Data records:
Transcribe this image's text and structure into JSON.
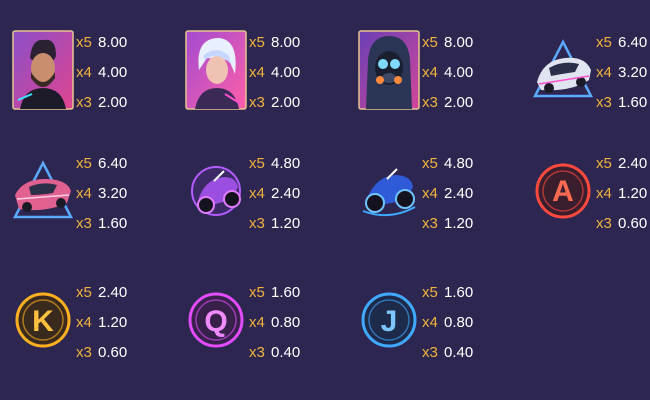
{
  "colors": {
    "background": "#2d2650",
    "multiplier": "#f2b33d",
    "value": "#ffffff"
  },
  "symbols": [
    {
      "id": "cyber-man",
      "icon": "cyberpunk-man-portrait",
      "pays": [
        {
          "mult": "x5",
          "val": "8.00"
        },
        {
          "mult": "x4",
          "val": "4.00"
        },
        {
          "mult": "x3",
          "val": "2.00"
        }
      ]
    },
    {
      "id": "cyber-woman",
      "icon": "cyberpunk-woman-portrait",
      "pays": [
        {
          "mult": "x5",
          "val": "8.00"
        },
        {
          "mult": "x4",
          "val": "4.00"
        },
        {
          "mult": "x3",
          "val": "2.00"
        }
      ]
    },
    {
      "id": "masked-hacker",
      "icon": "gas-mask-hacker-portrait",
      "pays": [
        {
          "mult": "x5",
          "val": "8.00"
        },
        {
          "mult": "x4",
          "val": "4.00"
        },
        {
          "mult": "x3",
          "val": "2.00"
        }
      ]
    },
    {
      "id": "white-car",
      "icon": "white-sports-car",
      "pays": [
        {
          "mult": "x5",
          "val": "6.40"
        },
        {
          "mult": "x4",
          "val": "3.20"
        },
        {
          "mult": "x3",
          "val": "1.60"
        }
      ]
    },
    {
      "id": "pink-car",
      "icon": "pink-sports-car",
      "pays": [
        {
          "mult": "x5",
          "val": "6.40"
        },
        {
          "mult": "x4",
          "val": "3.20"
        },
        {
          "mult": "x3",
          "val": "1.60"
        }
      ]
    },
    {
      "id": "purple-bike",
      "icon": "purple-motorcycle",
      "pays": [
        {
          "mult": "x5",
          "val": "4.80"
        },
        {
          "mult": "x4",
          "val": "2.40"
        },
        {
          "mult": "x3",
          "val": "1.20"
        }
      ]
    },
    {
      "id": "blue-bike",
      "icon": "blue-motorcycle",
      "pays": [
        {
          "mult": "x5",
          "val": "4.80"
        },
        {
          "mult": "x4",
          "val": "2.40"
        },
        {
          "mult": "x3",
          "val": "1.20"
        }
      ]
    },
    {
      "id": "letter-a",
      "icon": "neon-letter-a",
      "letter": "A",
      "color": "#ff4a3d",
      "pays": [
        {
          "mult": "x5",
          "val": "2.40"
        },
        {
          "mult": "x4",
          "val": "1.20"
        },
        {
          "mult": "x3",
          "val": "0.60"
        }
      ]
    },
    {
      "id": "letter-k",
      "icon": "neon-letter-k",
      "letter": "K",
      "color": "#ffb020",
      "pays": [
        {
          "mult": "x5",
          "val": "2.40"
        },
        {
          "mult": "x4",
          "val": "1.20"
        },
        {
          "mult": "x3",
          "val": "0.60"
        }
      ]
    },
    {
      "id": "letter-q",
      "icon": "neon-letter-q",
      "letter": "Q",
      "color": "#e04cff",
      "pays": [
        {
          "mult": "x5",
          "val": "1.60"
        },
        {
          "mult": "x4",
          "val": "0.80"
        },
        {
          "mult": "x3",
          "val": "0.40"
        }
      ]
    },
    {
      "id": "letter-j",
      "icon": "neon-letter-j",
      "letter": "J",
      "color": "#3fa8ff",
      "pays": [
        {
          "mult": "x5",
          "val": "1.60"
        },
        {
          "mult": "x4",
          "val": "0.80"
        },
        {
          "mult": "x3",
          "val": "0.40"
        }
      ]
    }
  ]
}
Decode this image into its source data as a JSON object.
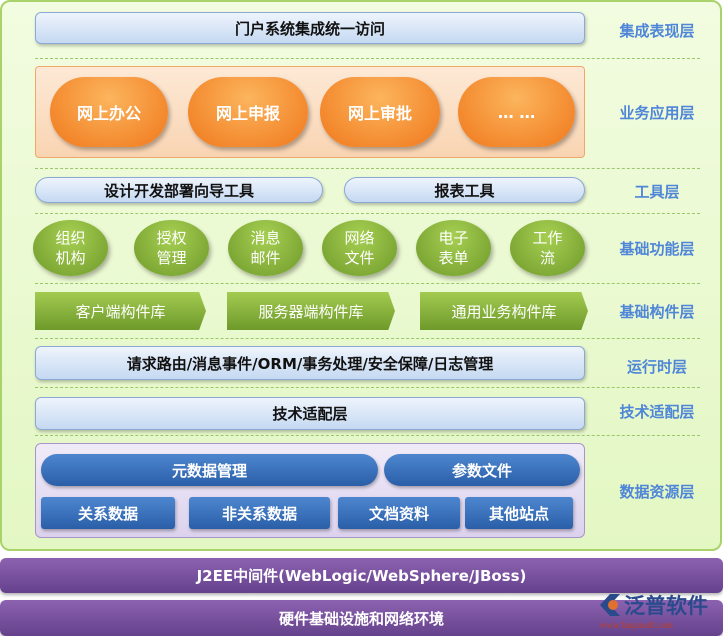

Problem >> Return every line of the preceding records in which the word "motorcycle" appears.

Exercise solution >>
      "icon": "purple-motorcycle",
      "icon": "blue-motorcycle",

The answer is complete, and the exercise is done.